**INPUT:**
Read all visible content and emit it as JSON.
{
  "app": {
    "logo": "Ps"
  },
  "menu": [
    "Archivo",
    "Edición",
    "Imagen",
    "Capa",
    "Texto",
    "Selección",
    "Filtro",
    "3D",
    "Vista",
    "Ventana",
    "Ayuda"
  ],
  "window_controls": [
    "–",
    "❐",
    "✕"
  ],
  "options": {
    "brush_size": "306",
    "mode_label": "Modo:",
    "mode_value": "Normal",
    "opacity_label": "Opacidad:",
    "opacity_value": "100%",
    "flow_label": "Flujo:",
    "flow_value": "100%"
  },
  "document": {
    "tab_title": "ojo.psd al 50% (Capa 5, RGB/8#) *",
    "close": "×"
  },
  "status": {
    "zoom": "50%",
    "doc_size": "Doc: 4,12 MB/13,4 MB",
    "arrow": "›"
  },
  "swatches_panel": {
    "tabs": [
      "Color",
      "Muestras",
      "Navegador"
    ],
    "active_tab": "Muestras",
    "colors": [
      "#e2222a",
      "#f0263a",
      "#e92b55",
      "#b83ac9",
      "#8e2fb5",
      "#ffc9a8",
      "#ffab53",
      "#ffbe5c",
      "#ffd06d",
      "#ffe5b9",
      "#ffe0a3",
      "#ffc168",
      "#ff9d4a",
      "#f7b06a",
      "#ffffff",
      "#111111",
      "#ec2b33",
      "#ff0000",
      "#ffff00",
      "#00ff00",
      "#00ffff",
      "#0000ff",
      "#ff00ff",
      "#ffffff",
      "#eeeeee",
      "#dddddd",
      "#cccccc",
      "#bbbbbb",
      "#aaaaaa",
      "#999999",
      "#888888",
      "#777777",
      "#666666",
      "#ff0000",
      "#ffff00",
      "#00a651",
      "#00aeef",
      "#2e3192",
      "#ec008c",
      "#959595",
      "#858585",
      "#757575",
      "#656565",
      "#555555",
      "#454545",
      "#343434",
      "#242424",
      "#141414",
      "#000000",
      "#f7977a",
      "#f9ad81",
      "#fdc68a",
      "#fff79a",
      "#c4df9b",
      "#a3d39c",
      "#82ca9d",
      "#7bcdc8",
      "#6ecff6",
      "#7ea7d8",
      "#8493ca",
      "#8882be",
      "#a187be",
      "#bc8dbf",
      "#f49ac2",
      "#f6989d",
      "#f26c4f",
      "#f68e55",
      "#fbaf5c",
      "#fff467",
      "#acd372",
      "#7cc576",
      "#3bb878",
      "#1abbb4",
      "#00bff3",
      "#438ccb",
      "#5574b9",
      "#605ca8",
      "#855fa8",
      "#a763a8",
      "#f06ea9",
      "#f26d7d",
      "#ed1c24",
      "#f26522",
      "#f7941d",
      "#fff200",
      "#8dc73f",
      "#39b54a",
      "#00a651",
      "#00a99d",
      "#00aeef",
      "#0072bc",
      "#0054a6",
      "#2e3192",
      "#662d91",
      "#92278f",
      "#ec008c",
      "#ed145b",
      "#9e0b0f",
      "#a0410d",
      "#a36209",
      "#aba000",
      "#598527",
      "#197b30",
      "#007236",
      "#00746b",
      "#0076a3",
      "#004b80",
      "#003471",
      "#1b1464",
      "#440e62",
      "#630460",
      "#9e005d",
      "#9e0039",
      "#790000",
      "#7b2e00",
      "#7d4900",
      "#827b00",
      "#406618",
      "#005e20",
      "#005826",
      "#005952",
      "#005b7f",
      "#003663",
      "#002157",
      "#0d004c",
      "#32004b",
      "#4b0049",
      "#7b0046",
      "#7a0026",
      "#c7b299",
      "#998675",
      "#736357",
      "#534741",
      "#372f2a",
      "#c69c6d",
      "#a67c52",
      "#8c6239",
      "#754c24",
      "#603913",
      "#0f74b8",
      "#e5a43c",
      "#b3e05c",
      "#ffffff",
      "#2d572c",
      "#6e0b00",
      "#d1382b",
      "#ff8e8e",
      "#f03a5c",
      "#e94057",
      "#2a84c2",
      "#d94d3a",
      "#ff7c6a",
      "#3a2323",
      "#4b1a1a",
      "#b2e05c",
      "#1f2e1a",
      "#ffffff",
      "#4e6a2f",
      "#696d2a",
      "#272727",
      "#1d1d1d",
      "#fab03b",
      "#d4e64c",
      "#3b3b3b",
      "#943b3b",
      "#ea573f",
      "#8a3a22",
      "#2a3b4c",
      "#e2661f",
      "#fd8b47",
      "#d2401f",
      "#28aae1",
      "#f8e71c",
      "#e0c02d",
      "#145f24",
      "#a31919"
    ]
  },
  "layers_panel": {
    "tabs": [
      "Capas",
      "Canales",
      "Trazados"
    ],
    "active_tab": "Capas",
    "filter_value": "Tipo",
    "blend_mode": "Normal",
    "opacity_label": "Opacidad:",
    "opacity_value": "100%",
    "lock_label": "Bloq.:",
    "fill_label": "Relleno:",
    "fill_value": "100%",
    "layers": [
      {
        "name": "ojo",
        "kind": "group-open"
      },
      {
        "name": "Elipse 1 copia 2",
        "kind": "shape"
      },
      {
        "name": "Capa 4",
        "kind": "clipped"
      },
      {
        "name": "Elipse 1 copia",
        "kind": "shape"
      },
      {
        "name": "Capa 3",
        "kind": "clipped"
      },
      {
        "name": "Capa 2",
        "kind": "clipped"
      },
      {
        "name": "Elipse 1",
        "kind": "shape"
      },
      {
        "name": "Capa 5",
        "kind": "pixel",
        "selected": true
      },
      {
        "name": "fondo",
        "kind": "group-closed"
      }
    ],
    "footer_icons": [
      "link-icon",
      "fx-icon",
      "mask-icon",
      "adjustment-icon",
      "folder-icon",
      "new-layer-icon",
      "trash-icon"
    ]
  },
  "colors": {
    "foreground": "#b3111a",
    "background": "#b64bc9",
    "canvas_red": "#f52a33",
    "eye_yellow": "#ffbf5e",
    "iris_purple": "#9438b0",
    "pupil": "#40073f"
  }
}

**INSTRUCTION:** Copy the records above exactly.

**SOLVED PROBLEM:**
Read all visible content and emit it as JSON.
{
  "app": {
    "logo": "Ps"
  },
  "menu": [
    "Archivo",
    "Edición",
    "Imagen",
    "Capa",
    "Texto",
    "Selección",
    "Filtro",
    "3D",
    "Vista",
    "Ventana",
    "Ayuda"
  ],
  "window_controls": [
    "–",
    "❐",
    "✕"
  ],
  "options": {
    "brush_size": "306",
    "mode_label": "Modo:",
    "mode_value": "Normal",
    "opacity_label": "Opacidad:",
    "opacity_value": "100%",
    "flow_label": "Flujo:",
    "flow_value": "100%"
  },
  "document": {
    "tab_title": "ojo.psd al 50% (Capa 5, RGB/8#) *",
    "close": "×"
  },
  "status": {
    "zoom": "50%",
    "doc_size": "Doc: 4,12 MB/13,4 MB",
    "arrow": "›"
  },
  "swatches_panel": {
    "tabs": [
      "Color",
      "Muestras",
      "Navegador"
    ],
    "active_tab": "Muestras",
    "colors": [
      "#e2222a",
      "#f0263a",
      "#e92b55",
      "#b83ac9",
      "#8e2fb5",
      "#ffc9a8",
      "#ffab53",
      "#ffbe5c",
      "#ffd06d",
      "#ffe5b9",
      "#ffe0a3",
      "#ffc168",
      "#ff9d4a",
      "#f7b06a",
      "#ffffff",
      "#111111",
      "#ec2b33",
      "#ff0000",
      "#ffff00",
      "#00ff00",
      "#00ffff",
      "#0000ff",
      "#ff00ff",
      "#ffffff",
      "#eeeeee",
      "#dddddd",
      "#cccccc",
      "#bbbbbb",
      "#aaaaaa",
      "#999999",
      "#888888",
      "#777777",
      "#666666",
      "#ff0000",
      "#ffff00",
      "#00a651",
      "#00aeef",
      "#2e3192",
      "#ec008c",
      "#959595",
      "#858585",
      "#757575",
      "#656565",
      "#555555",
      "#454545",
      "#343434",
      "#242424",
      "#141414",
      "#000000",
      "#f7977a",
      "#f9ad81",
      "#fdc68a",
      "#fff79a",
      "#c4df9b",
      "#a3d39c",
      "#82ca9d",
      "#7bcdc8",
      "#6ecff6",
      "#7ea7d8",
      "#8493ca",
      "#8882be",
      "#a187be",
      "#bc8dbf",
      "#f49ac2",
      "#f6989d",
      "#f26c4f",
      "#f68e55",
      "#fbaf5c",
      "#fff467",
      "#acd372",
      "#7cc576",
      "#3bb878",
      "#1abbb4",
      "#00bff3",
      "#438ccb",
      "#5574b9",
      "#605ca8",
      "#855fa8",
      "#a763a8",
      "#f06ea9",
      "#f26d7d",
      "#ed1c24",
      "#f26522",
      "#f7941d",
      "#fff200",
      "#8dc73f",
      "#39b54a",
      "#00a651",
      "#00a99d",
      "#00aeef",
      "#0072bc",
      "#0054a6",
      "#2e3192",
      "#662d91",
      "#92278f",
      "#ec008c",
      "#ed145b",
      "#9e0b0f",
      "#a0410d",
      "#a36209",
      "#aba000",
      "#598527",
      "#197b30",
      "#007236",
      "#00746b",
      "#0076a3",
      "#004b80",
      "#003471",
      "#1b1464",
      "#440e62",
      "#630460",
      "#9e005d",
      "#9e0039",
      "#790000",
      "#7b2e00",
      "#7d4900",
      "#827b00",
      "#406618",
      "#005e20",
      "#005826",
      "#005952",
      "#005b7f",
      "#003663",
      "#002157",
      "#0d004c",
      "#32004b",
      "#4b0049",
      "#7b0046",
      "#7a0026",
      "#c7b299",
      "#998675",
      "#736357",
      "#534741",
      "#372f2a",
      "#c69c6d",
      "#a67c52",
      "#8c6239",
      "#754c24",
      "#603913",
      "#0f74b8",
      "#e5a43c",
      "#b3e05c",
      "#ffffff",
      "#2d572c",
      "#6e0b00",
      "#d1382b",
      "#ff8e8e",
      "#f03a5c",
      "#e94057",
      "#2a84c2",
      "#d94d3a",
      "#ff7c6a",
      "#3a2323",
      "#4b1a1a",
      "#b2e05c",
      "#1f2e1a",
      "#ffffff",
      "#4e6a2f",
      "#696d2a",
      "#272727",
      "#1d1d1d",
      "#fab03b",
      "#d4e64c",
      "#3b3b3b",
      "#943b3b",
      "#ea573f",
      "#8a3a22",
      "#2a3b4c",
      "#e2661f",
      "#fd8b47",
      "#d2401f",
      "#28aae1",
      "#f8e71c",
      "#e0c02d",
      "#145f24",
      "#a31919"
    ]
  },
  "layers_panel": {
    "tabs": [
      "Capas",
      "Canales",
      "Trazados"
    ],
    "active_tab": "Capas",
    "filter_value": "Tipo",
    "blend_mode": "Normal",
    "opacity_label": "Opacidad:",
    "opacity_value": "100%",
    "lock_label": "Bloq.:",
    "fill_label": "Relleno:",
    "fill_value": "100%",
    "layers": [
      {
        "name": "ojo",
        "kind": "group-open"
      },
      {
        "name": "Elipse 1 copia 2",
        "kind": "shape"
      },
      {
        "name": "Capa 4",
        "kind": "clipped"
      },
      {
        "name": "Elipse 1 copia",
        "kind": "shape"
      },
      {
        "name": "Capa 3",
        "kind": "clipped"
      },
      {
        "name": "Capa 2",
        "kind": "clipped"
      },
      {
        "name": "Elipse 1",
        "kind": "shape"
      },
      {
        "name": "Capa 5",
        "kind": "pixel",
        "selected": true
      },
      {
        "name": "fondo",
        "kind": "group-closed"
      }
    ],
    "footer_icons": [
      "link-icon",
      "fx-icon",
      "mask-icon",
      "adjustment-icon",
      "folder-icon",
      "new-layer-icon",
      "trash-icon"
    ]
  },
  "colors": {
    "foreground": "#b3111a",
    "background": "#b64bc9",
    "canvas_red": "#f52a33",
    "eye_yellow": "#ffbf5e",
    "iris_purple": "#9438b0",
    "pupil": "#40073f"
  }
}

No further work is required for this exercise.